BEGIN
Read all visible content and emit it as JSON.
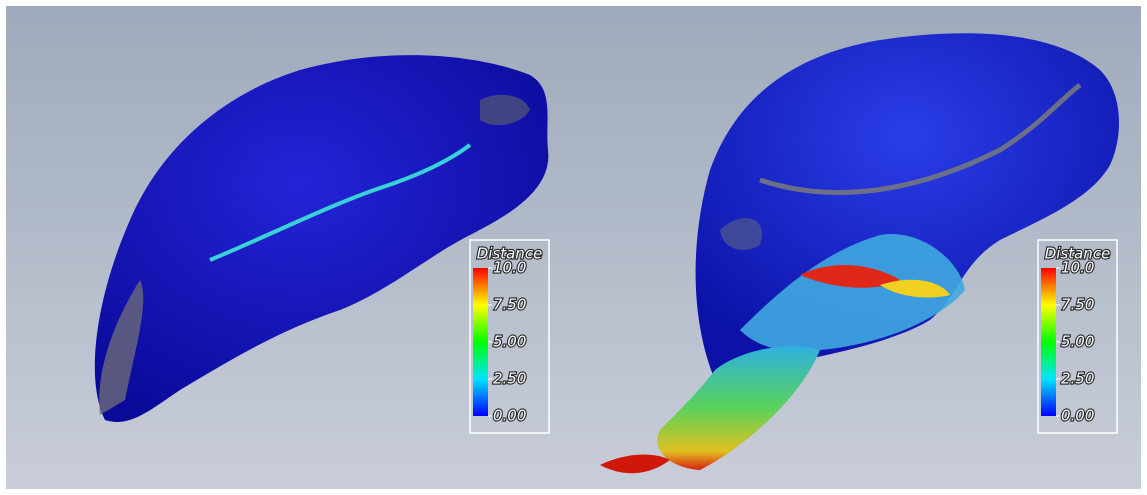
{
  "panels": [
    {
      "legend": {
        "title": "Distance",
        "ticks": [
          {
            "value": 10,
            "label": "10.0"
          },
          {
            "value": 7.5,
            "label": "7.50"
          },
          {
            "value": 5,
            "label": "5.00"
          },
          {
            "value": 2.5,
            "label": "2.50"
          },
          {
            "value": 0,
            "label": "0.00"
          }
        ]
      }
    },
    {
      "legend": {
        "title": "Distance",
        "ticks": [
          {
            "value": 10,
            "label": "10.0"
          },
          {
            "value": 7.5,
            "label": "7.50"
          },
          {
            "value": 5,
            "label": "5.00"
          },
          {
            "value": 2.5,
            "label": "2.50"
          },
          {
            "value": 0,
            "label": "0.00"
          }
        ]
      }
    }
  ]
}
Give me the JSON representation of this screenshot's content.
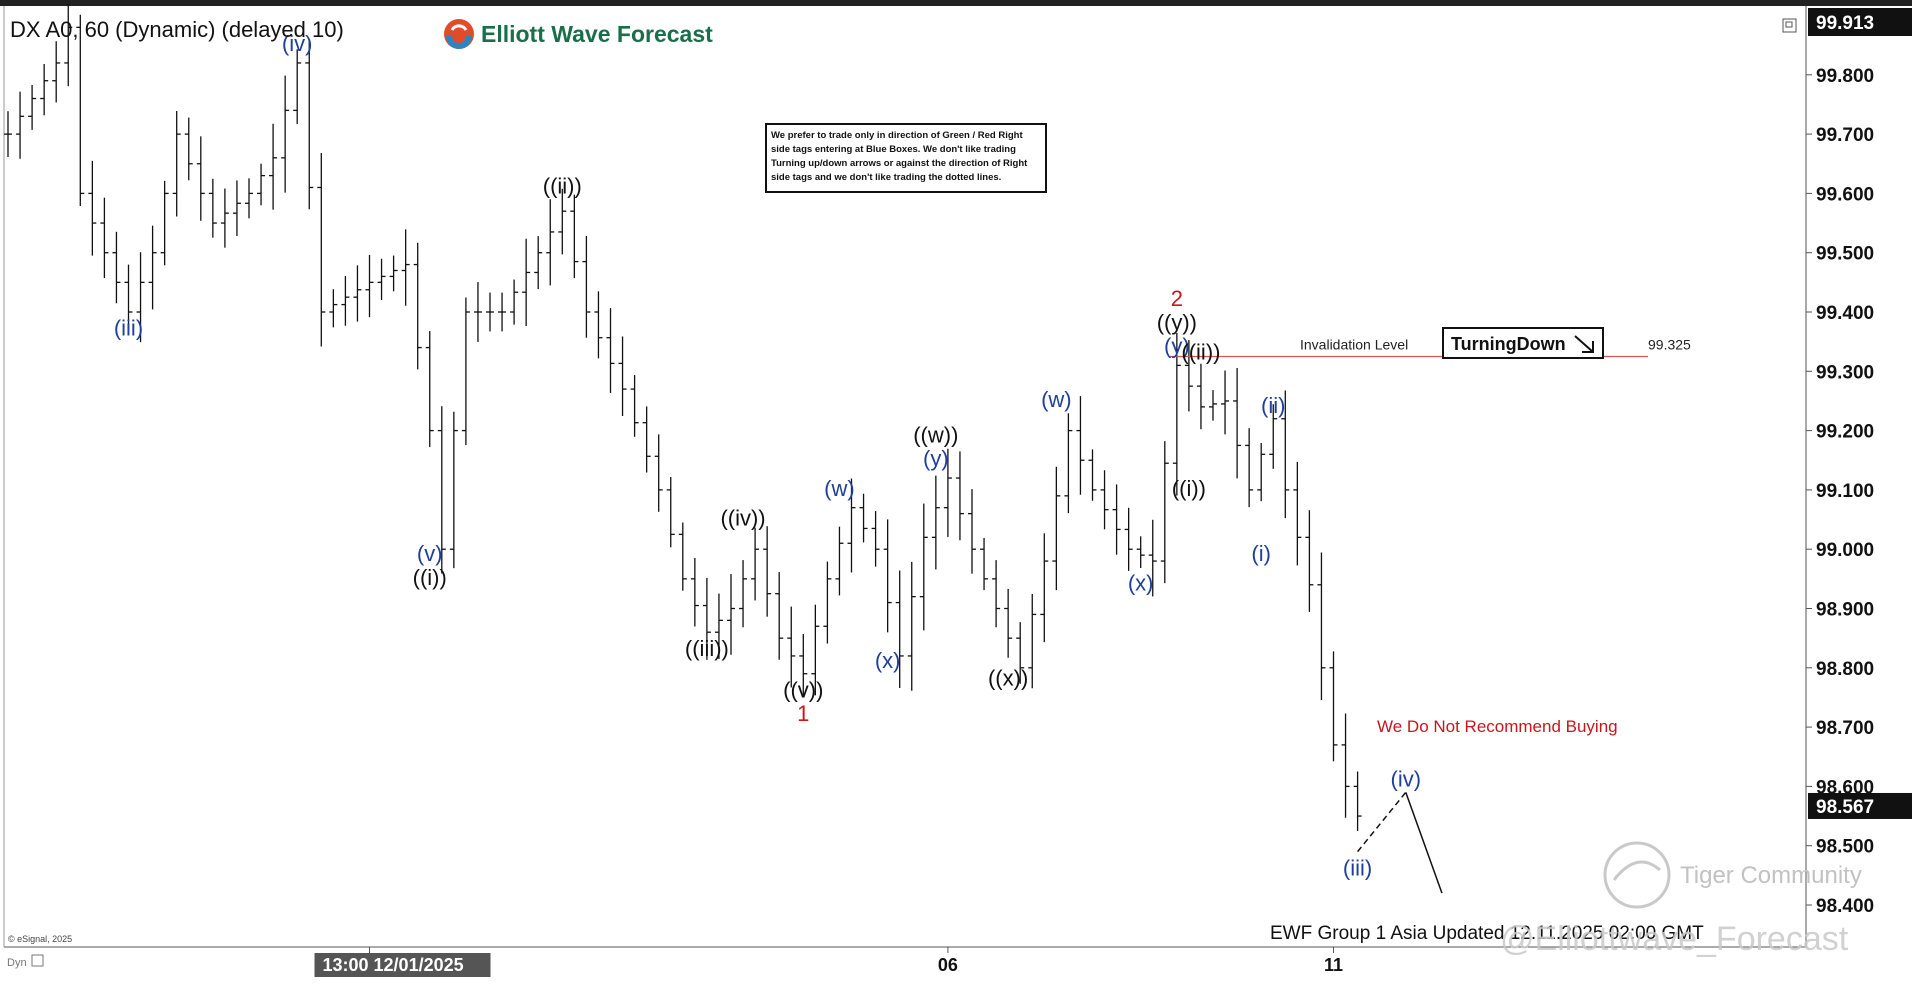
{
  "header": {
    "symbol_title": "DX A0, 60 (Dynamic) (delayed 10)",
    "logo_text": "Elliott Wave Forecast"
  },
  "notice_box": {
    "lines": [
      "We prefer to trade only in direction of Green / Red Right",
      "side tags entering at Blue Boxes. We don't like trading",
      "Turning up/down arrows or against the direction of Right",
      "side tags and we don't like trading the dotted lines."
    ]
  },
  "chart_data": {
    "type": "ohlc",
    "ylim": [
      98.4,
      99.913
    ],
    "y_ticks": [
      "99.800",
      "99.700",
      "99.600",
      "99.500",
      "99.400",
      "99.300",
      "99.200",
      "99.100",
      "99.000",
      "98.900",
      "98.800",
      "98.700",
      "98.600",
      "98.500",
      "98.400"
    ],
    "x_ticks": [
      {
        "label": "13:00 12/01/2025",
        "index": 30,
        "highlight": true
      },
      {
        "label": "06",
        "index": 78,
        "highlight": false
      },
      {
        "label": "11",
        "index": 110,
        "highlight": false
      }
    ],
    "top_price_label": "99.913",
    "last_price_label": "98.567",
    "last_price": 98.567,
    "bar_count": 120,
    "path_points": [
      [
        0,
        99.7
      ],
      [
        4,
        99.82
      ],
      [
        5,
        99.88
      ],
      [
        6,
        99.6
      ],
      [
        10,
        99.4
      ],
      [
        12,
        99.5
      ],
      [
        14,
        99.7
      ],
      [
        17,
        99.55
      ],
      [
        20,
        99.6
      ],
      [
        22,
        99.66
      ],
      [
        24,
        99.82
      ],
      [
        26,
        99.4
      ],
      [
        30,
        99.45
      ],
      [
        33,
        99.48
      ],
      [
        35,
        99.2
      ],
      [
        36,
        99.0
      ],
      [
        38,
        99.4
      ],
      [
        41,
        99.4
      ],
      [
        44,
        99.5
      ],
      [
        46,
        99.57
      ],
      [
        48,
        99.4
      ],
      [
        51,
        99.27
      ],
      [
        54,
        99.1
      ],
      [
        56,
        98.95
      ],
      [
        58,
        98.86
      ],
      [
        60,
        98.9
      ],
      [
        62,
        99.0
      ],
      [
        64,
        98.85
      ],
      [
        66,
        98.79
      ],
      [
        68,
        98.95
      ],
      [
        70,
        99.07
      ],
      [
        72,
        99.0
      ],
      [
        74,
        98.82
      ],
      [
        76,
        99.02
      ],
      [
        78,
        99.12
      ],
      [
        80,
        99.0
      ],
      [
        82,
        98.9
      ],
      [
        84,
        98.8
      ],
      [
        86,
        98.98
      ],
      [
        88,
        99.2
      ],
      [
        90,
        99.1
      ],
      [
        93,
        99.0
      ],
      [
        95,
        98.98
      ],
      [
        97,
        99.31
      ],
      [
        99,
        99.24
      ],
      [
        101,
        99.25
      ],
      [
        103,
        99.1
      ],
      [
        105,
        99.22
      ],
      [
        106,
        99.1
      ],
      [
        108,
        98.94
      ],
      [
        109,
        98.8
      ],
      [
        110,
        98.67
      ],
      [
        111,
        98.6
      ],
      [
        112,
        98.55
      ]
    ],
    "projection": {
      "points": [
        [
          112,
          98.49
        ],
        [
          116,
          98.59
        ],
        [
          119,
          98.42
        ]
      ],
      "labels": [
        "(iii)",
        "(iv)"
      ]
    },
    "wave_labels": [
      {
        "text": "(iii)",
        "index": 10,
        "y": 99.36,
        "color": "blue"
      },
      {
        "text": "(iv)",
        "index": 24,
        "y": 99.84,
        "color": "blue"
      },
      {
        "text": "(v)",
        "index": 35,
        "y": 98.98,
        "color": "blue"
      },
      {
        "text": "((i))",
        "index": 35,
        "y": 98.94,
        "color": "black"
      },
      {
        "text": "((ii))",
        "index": 46,
        "y": 99.6,
        "color": "black"
      },
      {
        "text": "((iii))",
        "index": 58,
        "y": 98.82,
        "color": "black"
      },
      {
        "text": "((iv))",
        "index": 61,
        "y": 99.04,
        "color": "black"
      },
      {
        "text": "((v))",
        "index": 66,
        "y": 98.75,
        "color": "black"
      },
      {
        "text": "1",
        "index": 66,
        "y": 98.71,
        "color": "red"
      },
      {
        "text": "(w)",
        "index": 69,
        "y": 99.09,
        "color": "blue"
      },
      {
        "text": "(x)",
        "index": 73,
        "y": 98.8,
        "color": "blue"
      },
      {
        "text": "((w))",
        "index": 77,
        "y": 99.18,
        "color": "black"
      },
      {
        "text": "(y)",
        "index": 77,
        "y": 99.14,
        "color": "blue"
      },
      {
        "text": "((x))",
        "index": 83,
        "y": 98.77,
        "color": "black"
      },
      {
        "text": "(w)",
        "index": 87,
        "y": 99.24,
        "color": "blue"
      },
      {
        "text": "(x)",
        "index": 94,
        "y": 98.93,
        "color": "blue"
      },
      {
        "text": "2",
        "index": 97,
        "y": 99.41,
        "color": "red"
      },
      {
        "text": "((y))",
        "index": 97,
        "y": 99.37,
        "color": "black"
      },
      {
        "text": "(y)",
        "index": 97,
        "y": 99.33,
        "color": "blue"
      },
      {
        "text": "((ii))",
        "index": 99,
        "y": 99.32,
        "color": "black"
      },
      {
        "text": "((i))",
        "index": 98,
        "y": 99.09,
        "color": "black"
      },
      {
        "text": "(ii)",
        "index": 105,
        "y": 99.23,
        "color": "blue"
      },
      {
        "text": "(i)",
        "index": 104,
        "y": 98.98,
        "color": "blue"
      }
    ],
    "invalidation": {
      "label": "Invalidation Level",
      "value_label": "99.325",
      "price": 99.325
    },
    "annotations": {
      "turning_down": "TurningDown",
      "no_buy": "We Do Not Recommend Buying"
    },
    "colors": {
      "bars": "#111111",
      "wave_blue": "#1f3f9c",
      "wave_red": "#c8161d",
      "invalidation_line": "#d9534f",
      "price_tag_bg": "#111111"
    }
  },
  "footer": {
    "updated": "EWF Group 1 Asia Updated 12.11.2025 02:00 GMT",
    "copyright": "© eSignal, 2025",
    "dyn": "Dyn",
    "watermark_handle": "@Elliottwave_Forecast",
    "watermark_tiger": "Tiger Community"
  }
}
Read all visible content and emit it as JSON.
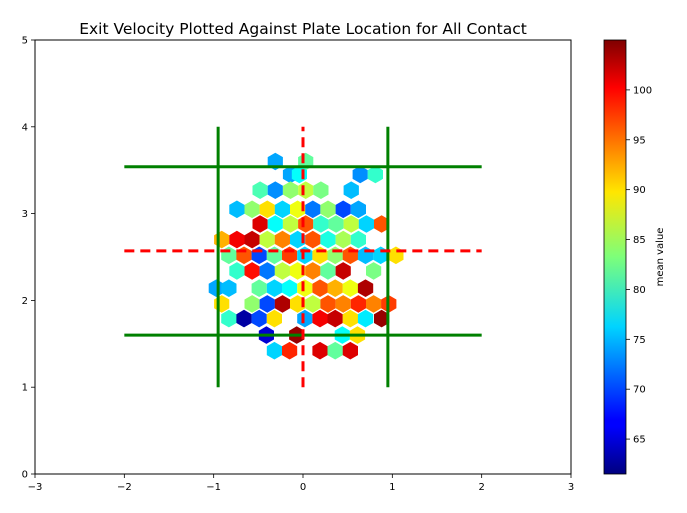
END
:: Instructions for the task ::
Copy every line in the listing above where the string "lines" turns up.

:: Exercise output ::
    "lines": [
      "side tags and we don't like trading the dotted lines."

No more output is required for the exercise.